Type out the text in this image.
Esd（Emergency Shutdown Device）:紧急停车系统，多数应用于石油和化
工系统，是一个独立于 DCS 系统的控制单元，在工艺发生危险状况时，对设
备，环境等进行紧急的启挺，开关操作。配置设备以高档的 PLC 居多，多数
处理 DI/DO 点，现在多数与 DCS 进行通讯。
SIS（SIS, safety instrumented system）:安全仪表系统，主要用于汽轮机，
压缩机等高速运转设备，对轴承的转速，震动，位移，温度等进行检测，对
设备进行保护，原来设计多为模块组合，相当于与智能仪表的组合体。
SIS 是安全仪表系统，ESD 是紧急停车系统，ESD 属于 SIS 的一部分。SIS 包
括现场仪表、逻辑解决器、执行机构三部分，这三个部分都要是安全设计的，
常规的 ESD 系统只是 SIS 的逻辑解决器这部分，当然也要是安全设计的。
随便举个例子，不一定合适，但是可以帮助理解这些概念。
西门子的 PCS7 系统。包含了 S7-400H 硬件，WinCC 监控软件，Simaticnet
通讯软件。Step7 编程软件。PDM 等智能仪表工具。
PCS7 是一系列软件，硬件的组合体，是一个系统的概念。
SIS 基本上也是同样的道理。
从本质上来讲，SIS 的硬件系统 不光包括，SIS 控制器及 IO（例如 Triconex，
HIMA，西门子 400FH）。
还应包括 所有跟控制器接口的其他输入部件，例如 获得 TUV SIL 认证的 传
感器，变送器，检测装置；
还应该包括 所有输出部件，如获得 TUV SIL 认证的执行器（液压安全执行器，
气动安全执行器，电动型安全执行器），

——————

## REQUIREMENT
Output the full listing exactly as it stands.

## WRITTEN RESPONSE
Type out the text in this image.
Esd（Emergency Shutdown Device）:紧急停车系统，多数应用于石油和化
工系统，是一个独立于 DCS 系统的控制单元，在工艺发生危险状况时，对设
备，环境等进行紧急的启挺，开关操作。配置设备以高档的 PLC 居多，多数
处理 DI/DO 点，现在多数与 DCS 进行通讯。
SIS（SIS, safety instrumented system）:安全仪表系统，主要用于汽轮机，
压缩机等高速运转设备，对轴承的转速，震动，位移，温度等进行检测，对
设备进行保护，原来设计多为模块组合，相当于与智能仪表的组合体。
SIS 是安全仪表系统，ESD 是紧急停车系统，ESD 属于 SIS 的一部分。SIS 包
括现场仪表、逻辑解决器、执行机构三部分，这三个部分都要是安全设计的，
常规的 ESD 系统只是 SIS 的逻辑解决器这部分，当然也要是安全设计的。
随便举个例子，不一定合适，但是可以帮助理解这些概念。
西门子的 PCS7 系统。包含了 S7-400H 硬件，WinCC 监控软件，Simaticnet
通讯软件。Step7 编程软件。PDM 等智能仪表工具。
PCS7 是一系列软件，硬件的组合体，是一个系统的概念。
SIS 基本上也是同样的道理。
从本质上来讲，SIS 的硬件系统 不光包括，SIS 控制器及 IO（例如 Triconex，
HIMA，西门子 400FH）。
还应包括 所有跟控制器接口的其他输入部件，例如 获得 TUV SIL 认证的 传
感器，变送器，检测装置；
还应该包括 所有输出部件，如获得 TUV SIL 认证的执行器（液压安全执行器，
气动安全执行器，电动型安全执行器），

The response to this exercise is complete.